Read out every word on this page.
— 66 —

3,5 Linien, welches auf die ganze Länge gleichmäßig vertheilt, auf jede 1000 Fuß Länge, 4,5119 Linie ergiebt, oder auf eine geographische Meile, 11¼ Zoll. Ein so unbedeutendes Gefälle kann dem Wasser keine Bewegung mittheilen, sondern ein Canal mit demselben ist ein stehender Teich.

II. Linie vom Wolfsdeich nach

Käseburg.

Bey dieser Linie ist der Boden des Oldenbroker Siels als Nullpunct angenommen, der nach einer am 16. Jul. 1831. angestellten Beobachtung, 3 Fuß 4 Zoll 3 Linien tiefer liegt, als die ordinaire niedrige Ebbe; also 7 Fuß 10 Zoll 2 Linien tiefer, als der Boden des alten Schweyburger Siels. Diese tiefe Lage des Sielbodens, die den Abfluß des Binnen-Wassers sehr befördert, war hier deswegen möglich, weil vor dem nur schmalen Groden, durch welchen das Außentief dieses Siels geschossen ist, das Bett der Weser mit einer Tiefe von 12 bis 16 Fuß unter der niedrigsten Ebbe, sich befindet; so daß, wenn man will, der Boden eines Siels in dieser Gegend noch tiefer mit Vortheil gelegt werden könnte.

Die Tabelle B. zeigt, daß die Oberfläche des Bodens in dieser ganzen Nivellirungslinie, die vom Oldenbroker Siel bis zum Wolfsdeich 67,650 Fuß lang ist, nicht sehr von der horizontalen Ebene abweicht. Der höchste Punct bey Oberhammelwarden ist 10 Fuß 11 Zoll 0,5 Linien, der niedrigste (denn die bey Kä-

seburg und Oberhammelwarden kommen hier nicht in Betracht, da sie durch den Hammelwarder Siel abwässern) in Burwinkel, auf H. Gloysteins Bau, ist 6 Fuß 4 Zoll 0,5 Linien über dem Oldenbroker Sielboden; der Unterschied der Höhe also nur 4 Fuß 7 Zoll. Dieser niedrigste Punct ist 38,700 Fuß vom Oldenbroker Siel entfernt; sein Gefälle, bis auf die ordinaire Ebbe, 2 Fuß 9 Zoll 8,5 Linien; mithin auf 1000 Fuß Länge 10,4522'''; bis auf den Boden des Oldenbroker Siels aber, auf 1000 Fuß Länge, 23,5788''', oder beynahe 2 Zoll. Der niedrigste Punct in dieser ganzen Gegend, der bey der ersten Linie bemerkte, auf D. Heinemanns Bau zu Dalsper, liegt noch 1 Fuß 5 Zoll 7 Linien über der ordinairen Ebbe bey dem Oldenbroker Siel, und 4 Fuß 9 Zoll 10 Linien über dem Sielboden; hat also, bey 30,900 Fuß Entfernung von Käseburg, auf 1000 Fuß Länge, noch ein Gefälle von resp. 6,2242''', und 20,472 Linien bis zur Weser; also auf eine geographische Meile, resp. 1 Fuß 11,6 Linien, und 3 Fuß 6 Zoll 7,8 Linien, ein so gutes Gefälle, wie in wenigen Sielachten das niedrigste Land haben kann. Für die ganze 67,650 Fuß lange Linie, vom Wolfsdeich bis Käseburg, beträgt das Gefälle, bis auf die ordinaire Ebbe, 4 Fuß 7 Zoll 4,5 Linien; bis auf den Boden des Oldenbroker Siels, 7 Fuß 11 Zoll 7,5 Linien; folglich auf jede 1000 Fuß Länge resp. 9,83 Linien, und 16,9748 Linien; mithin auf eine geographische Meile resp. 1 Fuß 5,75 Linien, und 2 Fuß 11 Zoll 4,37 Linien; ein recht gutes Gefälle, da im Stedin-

..........

## EXERCISE GOAL
Each line of the listing needs to be transcribed exactly.

## RESULT BELOW
Read out every word on this page.
— 66 —

3,5 Linien, welches auf die ganze Länge gleichmäßig vertheilt, auf jede 1000 Fuß Länge, 4,5119 Linie ergiebt, oder auf eine geographische Meile, 11¼ Zoll. Ein so unbedeutendes Gefälle kann dem Wasser keine Bewegung mittheilen, sondern ein Canal mit demselben ist ein stehender Teich.

II. Linie vom Wolfsdeich nach

Käseburg.

Bey dieser Linie ist der Boden des Oldenbroker Siels als Nullpunct angenommen, der nach einer am 16. Jul. 1831. angestellten Beobachtung, 3 Fuß 4 Zoll 3 Linien tiefer liegt, als die ordinaire niedrige Ebbe; also 7 Fuß 10 Zoll 2 Linien tiefer, als der Boden des alten Schweyburger Siels. Diese tiefe Lage des Sielbodens, die den Abfluß des Binnen-Wassers sehr befördert, war hier deswegen möglich, weil vor dem nur schmalen Groden, durch welchen das Außentief dieses Siels geschossen ist, das Bett der Weser mit einer Tiefe von 12 bis 16 Fuß unter der niedrigsten Ebbe, sich befindet; so daß, wenn man will, der Boden eines Siels in dieser Gegend noch tiefer mit Vortheil gelegt werden könnte.

Die Tabelle B. zeigt, daß die Oberfläche des Bodens in dieser ganzen Nivellirungslinie, die vom Oldenbroker Siel bis zum Wolfsdeich 67,650 Fuß lang ist, nicht sehr von der horizontalen Ebene abweicht. Der höchste Punct bey Oberhammelwarden ist 10 Fuß 11 Zoll 0,5 Linien, der niedrigste (denn die bey Kä-

seburg und Oberhammelwarden kommen hier nicht in Betracht, da sie durch den Hammelwarder Siel abwässern) in Burwinkel, auf H. Gloysteins Bau, ist 6 Fuß 4 Zoll 0,5 Linien über dem Oldenbroker Sielboden; der Unterschied der Höhe also nur 4 Fuß 7 Zoll. Dieser niedrigste Punct ist 38,700 Fuß vom Oldenbroker Siel entfernt; sein Gefälle, bis auf die ordinaire Ebbe, 2 Fuß 9 Zoll 8,5 Linien; mithin auf 1000 Fuß Länge 10,4522'''; bis auf den Boden des Oldenbroker Siels aber, auf 1000 Fuß Länge, 23,5788''', oder beynahe 2 Zoll. Der niedrigste Punct in dieser ganzen Gegend, der bey der ersten Linie bemerkte, auf D. Heinemanns Bau zu Dalsper, liegt noch 1 Fuß 5 Zoll 7 Linien über der ordinairen Ebbe bey dem Oldenbroker Siel, und 4 Fuß 9 Zoll 10 Linien über dem Sielboden; hat also, bey 30,900 Fuß Entfernung von Käseburg, auf 1000 Fuß Länge, noch ein Gefälle von resp. 6,2242''', und 20,472 Linien bis zur Weser; also auf eine geographische Meile, resp. 1 Fuß 11,6 Linien, und 3 Fuß 6 Zoll 7,8 Linien, ein so gutes Gefälle, wie in wenigen Sielachten das niedrigste Land haben kann. Für die ganze 67,650 Fuß lange Linie, vom Wolfsdeich bis Käseburg, beträgt das Gefälle, bis auf die ordinaire Ebbe, 4 Fuß 7 Zoll 4,5 Linien; bis auf den Boden des Oldenbroker Siels, 7 Fuß 11 Zoll 7,5 Linien; folglich auf jede 1000 Fuß Länge resp. 9,83 Linien, und 16,9748 Linien; mithin auf eine geographische Meile resp. 1 Fuß 5,75 Linien, und 2 Fuß 11 Zoll 4,37 Linien; ein recht gutes Gefälle, da im Stedin-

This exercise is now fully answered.